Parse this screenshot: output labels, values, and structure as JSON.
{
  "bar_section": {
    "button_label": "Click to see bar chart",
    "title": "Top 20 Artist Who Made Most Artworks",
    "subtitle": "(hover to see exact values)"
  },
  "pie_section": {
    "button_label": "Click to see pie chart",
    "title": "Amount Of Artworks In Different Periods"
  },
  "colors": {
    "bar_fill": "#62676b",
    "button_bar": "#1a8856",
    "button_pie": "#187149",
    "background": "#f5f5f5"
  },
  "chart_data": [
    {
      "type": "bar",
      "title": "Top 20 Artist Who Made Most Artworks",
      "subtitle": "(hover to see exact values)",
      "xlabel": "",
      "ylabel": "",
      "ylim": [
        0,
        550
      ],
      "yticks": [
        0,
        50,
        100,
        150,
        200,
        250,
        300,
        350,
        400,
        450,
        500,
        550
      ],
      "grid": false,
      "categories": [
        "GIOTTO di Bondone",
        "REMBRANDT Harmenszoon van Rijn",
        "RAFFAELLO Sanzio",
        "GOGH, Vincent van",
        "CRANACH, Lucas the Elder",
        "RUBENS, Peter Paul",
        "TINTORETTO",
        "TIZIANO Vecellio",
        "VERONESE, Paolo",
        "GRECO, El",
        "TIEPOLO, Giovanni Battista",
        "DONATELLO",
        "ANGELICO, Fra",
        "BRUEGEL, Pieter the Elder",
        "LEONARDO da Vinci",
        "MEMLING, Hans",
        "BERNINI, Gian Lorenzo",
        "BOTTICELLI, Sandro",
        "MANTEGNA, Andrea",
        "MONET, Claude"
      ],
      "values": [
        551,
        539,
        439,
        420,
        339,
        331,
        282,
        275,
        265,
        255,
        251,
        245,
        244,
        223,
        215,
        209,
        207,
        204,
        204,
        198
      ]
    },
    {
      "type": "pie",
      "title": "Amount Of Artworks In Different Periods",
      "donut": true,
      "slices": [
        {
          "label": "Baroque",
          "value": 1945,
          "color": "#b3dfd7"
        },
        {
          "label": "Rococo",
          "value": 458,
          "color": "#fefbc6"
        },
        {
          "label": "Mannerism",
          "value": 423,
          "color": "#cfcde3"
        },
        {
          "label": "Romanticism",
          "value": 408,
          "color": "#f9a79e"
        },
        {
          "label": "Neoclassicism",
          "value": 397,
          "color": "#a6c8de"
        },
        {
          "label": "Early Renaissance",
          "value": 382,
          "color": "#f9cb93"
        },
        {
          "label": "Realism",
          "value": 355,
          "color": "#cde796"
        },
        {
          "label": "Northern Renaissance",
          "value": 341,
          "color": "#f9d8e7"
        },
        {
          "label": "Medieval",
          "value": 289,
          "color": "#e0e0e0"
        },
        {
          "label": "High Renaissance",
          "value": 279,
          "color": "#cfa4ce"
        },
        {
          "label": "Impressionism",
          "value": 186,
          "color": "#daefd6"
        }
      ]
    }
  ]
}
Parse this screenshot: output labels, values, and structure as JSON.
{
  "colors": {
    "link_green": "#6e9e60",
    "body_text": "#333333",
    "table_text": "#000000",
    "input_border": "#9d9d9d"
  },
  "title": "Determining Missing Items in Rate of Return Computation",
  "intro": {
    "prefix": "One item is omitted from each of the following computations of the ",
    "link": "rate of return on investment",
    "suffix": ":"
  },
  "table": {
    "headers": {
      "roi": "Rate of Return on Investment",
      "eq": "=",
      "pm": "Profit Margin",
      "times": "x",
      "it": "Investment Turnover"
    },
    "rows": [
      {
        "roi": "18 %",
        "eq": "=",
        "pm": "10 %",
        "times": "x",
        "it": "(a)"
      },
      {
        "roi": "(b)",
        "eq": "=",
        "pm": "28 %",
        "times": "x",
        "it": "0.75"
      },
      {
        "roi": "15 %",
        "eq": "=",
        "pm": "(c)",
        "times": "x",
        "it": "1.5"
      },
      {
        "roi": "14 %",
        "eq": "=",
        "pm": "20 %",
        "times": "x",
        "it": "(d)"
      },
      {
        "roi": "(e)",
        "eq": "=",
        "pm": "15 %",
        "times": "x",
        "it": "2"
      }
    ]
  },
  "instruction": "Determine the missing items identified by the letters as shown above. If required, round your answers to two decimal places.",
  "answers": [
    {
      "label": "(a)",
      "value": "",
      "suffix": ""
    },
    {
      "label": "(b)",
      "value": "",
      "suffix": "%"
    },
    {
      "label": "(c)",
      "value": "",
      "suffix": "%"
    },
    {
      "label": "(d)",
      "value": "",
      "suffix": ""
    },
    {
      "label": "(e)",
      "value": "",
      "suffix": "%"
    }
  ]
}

□ □ □ □ □ □ □

* **Given exercise**
Extract all of the data above and output it character for character.

* **Written response**
Parse this screenshot: output labels, values, and structure as JSON.
{
  "bar_section": {
    "button_label": "Click to see bar chart",
    "title": "Top 20 Artist Who Made Most Artworks",
    "subtitle": "(hover to see exact values)"
  },
  "pie_section": {
    "button_label": "Click to see pie chart",
    "title": "Amount Of Artworks In Different Periods"
  },
  "colors": {
    "bar_fill": "#62676b",
    "button_bar": "#1a8856",
    "button_pie": "#187149",
    "background": "#f5f5f5"
  },
  "chart_data": [
    {
      "type": "bar",
      "title": "Top 20 Artist Who Made Most Artworks",
      "subtitle": "(hover to see exact values)",
      "xlabel": "",
      "ylabel": "",
      "ylim": [
        0,
        550
      ],
      "yticks": [
        0,
        50,
        100,
        150,
        200,
        250,
        300,
        350,
        400,
        450,
        500,
        550
      ],
      "grid": false,
      "categories": [
        "GIOTTO di Bondone",
        "REMBRANDT Harmenszoon van Rijn",
        "RAFFAELLO Sanzio",
        "GOGH, Vincent van",
        "CRANACH, Lucas the Elder",
        "RUBENS, Peter Paul",
        "TINTORETTO",
        "TIZIANO Vecellio",
        "VERONESE, Paolo",
        "GRECO, El",
        "TIEPOLO, Giovanni Battista",
        "DONATELLO",
        "ANGELICO, Fra",
        "BRUEGEL, Pieter the Elder",
        "LEONARDO da Vinci",
        "MEMLING, Hans",
        "BERNINI, Gian Lorenzo",
        "BOTTICELLI, Sandro",
        "MANTEGNA, Andrea",
        "MONET, Claude"
      ],
      "values": [
        551,
        539,
        439,
        420,
        339,
        331,
        282,
        275,
        265,
        255,
        251,
        245,
        244,
        223,
        215,
        209,
        207,
        204,
        204,
        198
      ]
    },
    {
      "type": "pie",
      "title": "Amount Of Artworks In Different Periods",
      "donut": true,
      "slices": [
        {
          "label": "Baroque",
          "value": 1945,
          "color": "#b3dfd7"
        },
        {
          "label": "Rococo",
          "value": 458,
          "color": "#fefbc6"
        },
        {
          "label": "Mannerism",
          "value": 423,
          "color": "#cfcde3"
        },
        {
          "label": "Romanticism",
          "value": 408,
          "color": "#f9a79e"
        },
        {
          "label": "Neoclassicism",
          "value": 397,
          "color": "#a6c8de"
        },
        {
          "label": "Early Renaissance",
          "value": 382,
          "color": "#f9cb93"
        },
        {
          "label": "Realism",
          "value": 355,
          "color": "#cde796"
        },
        {
          "label": "Northern Renaissance",
          "value": 341,
          "color": "#f9d8e7"
        },
        {
          "label": "Medieval",
          "value": 289,
          "color": "#e0e0e0"
        },
        {
          "label": "High Renaissance",
          "value": 279,
          "color": "#cfa4ce"
        },
        {
          "label": "Impressionism",
          "value": 186,
          "color": "#daefd6"
        }
      ]
    }
  ]
}
Parse this screenshot: output labels, values, and structure as JSON.
{
  "colors": {
    "link_green": "#6e9e60",
    "body_text": "#333333",
    "table_text": "#000000",
    "input_border": "#9d9d9d"
  },
  "title": "Determining Missing Items in Rate of Return Computation",
  "intro": {
    "prefix": "One item is omitted from each of the following computations of the ",
    "link": "rate of return on investment",
    "suffix": ":"
  },
  "table": {
    "headers": {
      "roi": "Rate of Return on Investment",
      "eq": "=",
      "pm": "Profit Margin",
      "times": "x",
      "it": "Investment Turnover"
    },
    "rows": [
      {
        "roi": "18 %",
        "eq": "=",
        "pm": "10 %",
        "times": "x",
        "it": "(a)"
      },
      {
        "roi": "(b)",
        "eq": "=",
        "pm": "28 %",
        "times": "x",
        "it": "0.75"
      },
      {
        "roi": "15 %",
        "eq": "=",
        "pm": "(c)",
        "times": "x",
        "it": "1.5"
      },
      {
        "roi": "14 %",
        "eq": "=",
        "pm": "20 %",
        "times": "x",
        "it": "(d)"
      },
      {
        "roi": "(e)",
        "eq": "=",
        "pm": "15 %",
        "times": "x",
        "it": "2"
      }
    ]
  },
  "instruction": "Determine the missing items identified by the letters as shown above. If required, round your answers to two decimal places.",
  "answers": [
    {
      "label": "(a)",
      "value": "",
      "suffix": ""
    },
    {
      "label": "(b)",
      "value": "",
      "suffix": "%"
    },
    {
      "label": "(c)",
      "value": "",
      "suffix": "%"
    },
    {
      "label": "(d)",
      "value": "",
      "suffix": ""
    },
    {
      "label": "(e)",
      "value": "",
      "suffix": "%"
    }
  ]
}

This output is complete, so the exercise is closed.